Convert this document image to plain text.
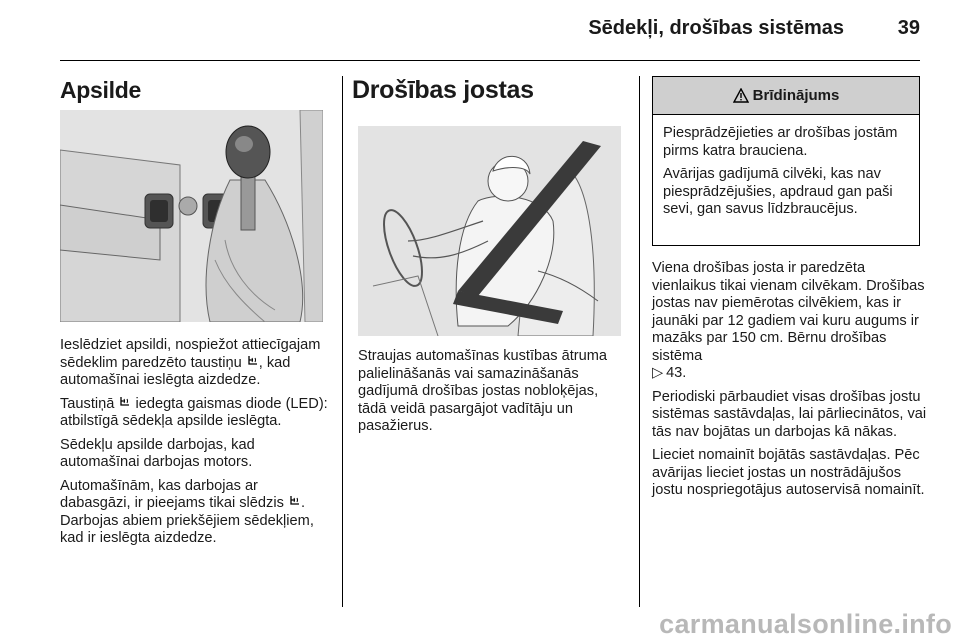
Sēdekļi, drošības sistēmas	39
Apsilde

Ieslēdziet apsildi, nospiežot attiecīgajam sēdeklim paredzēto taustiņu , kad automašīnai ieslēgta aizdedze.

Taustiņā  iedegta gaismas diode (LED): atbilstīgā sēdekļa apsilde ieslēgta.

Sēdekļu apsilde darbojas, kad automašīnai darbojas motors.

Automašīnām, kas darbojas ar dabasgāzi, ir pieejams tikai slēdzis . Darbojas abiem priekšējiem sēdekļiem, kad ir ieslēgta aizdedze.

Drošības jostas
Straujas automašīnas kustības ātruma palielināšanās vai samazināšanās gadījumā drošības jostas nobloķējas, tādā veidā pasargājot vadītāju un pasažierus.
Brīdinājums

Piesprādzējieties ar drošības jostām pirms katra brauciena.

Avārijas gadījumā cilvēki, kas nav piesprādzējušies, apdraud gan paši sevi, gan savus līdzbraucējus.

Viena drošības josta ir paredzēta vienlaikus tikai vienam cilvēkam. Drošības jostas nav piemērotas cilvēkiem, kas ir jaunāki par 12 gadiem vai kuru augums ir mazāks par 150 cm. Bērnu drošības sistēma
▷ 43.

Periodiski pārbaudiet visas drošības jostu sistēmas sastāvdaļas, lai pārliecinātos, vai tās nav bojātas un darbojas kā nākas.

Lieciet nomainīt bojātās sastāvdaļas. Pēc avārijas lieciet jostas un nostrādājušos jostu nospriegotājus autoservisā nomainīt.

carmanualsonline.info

★ ★ ★ ★ ★ ★ ★

Return the listing above in full and without alteration, excluding its pictures.

Convert this document image to plain text.
Sēdekļi, drošības sistēmas	39
Apsilde

Ieslēdziet apsildi, nospiežot attiecīgajam sēdeklim paredzēto taustiņu , kad automašīnai ieslēgta aizdedze.

Taustiņā  iedegta gaismas diode (LED): atbilstīgā sēdekļa apsilde ieslēgta.

Sēdekļu apsilde darbojas, kad automašīnai darbojas motors.

Automašīnām, kas darbojas ar dabasgāzi, ir pieejams tikai slēdzis . Darbojas abiem priekšējiem sēdekļiem, kad ir ieslēgta aizdedze.

Drošības jostas
Straujas automašīnas kustības ātruma palielināšanās vai samazināšanās gadījumā drošības jostas nobloķējas, tādā veidā pasargājot vadītāju un pasažierus.
Brīdinājums

Piesprādzējieties ar drošības jostām pirms katra brauciena.

Avārijas gadījumā cilvēki, kas nav piesprādzējušies, apdraud gan paši sevi, gan savus līdzbraucējus.

Viena drošības josta ir paredzēta vienlaikus tikai vienam cilvēkam. Drošības jostas nav piemērotas cilvēkiem, kas ir jaunāki par 12 gadiem vai kuru augums ir mazāks par 150 cm. Bērnu drošības sistēma
▷ 43.

Periodiski pārbaudiet visas drošības jostu sistēmas sastāvdaļas, lai pārliecinātos, vai tās nav bojātas un darbojas kā nākas.

Lieciet nomainīt bojātās sastāvdaļas. Pēc avārijas lieciet jostas un nostrādājušos jostu nospriegotājus autoservisā nomainīt.

carmanualsonline.info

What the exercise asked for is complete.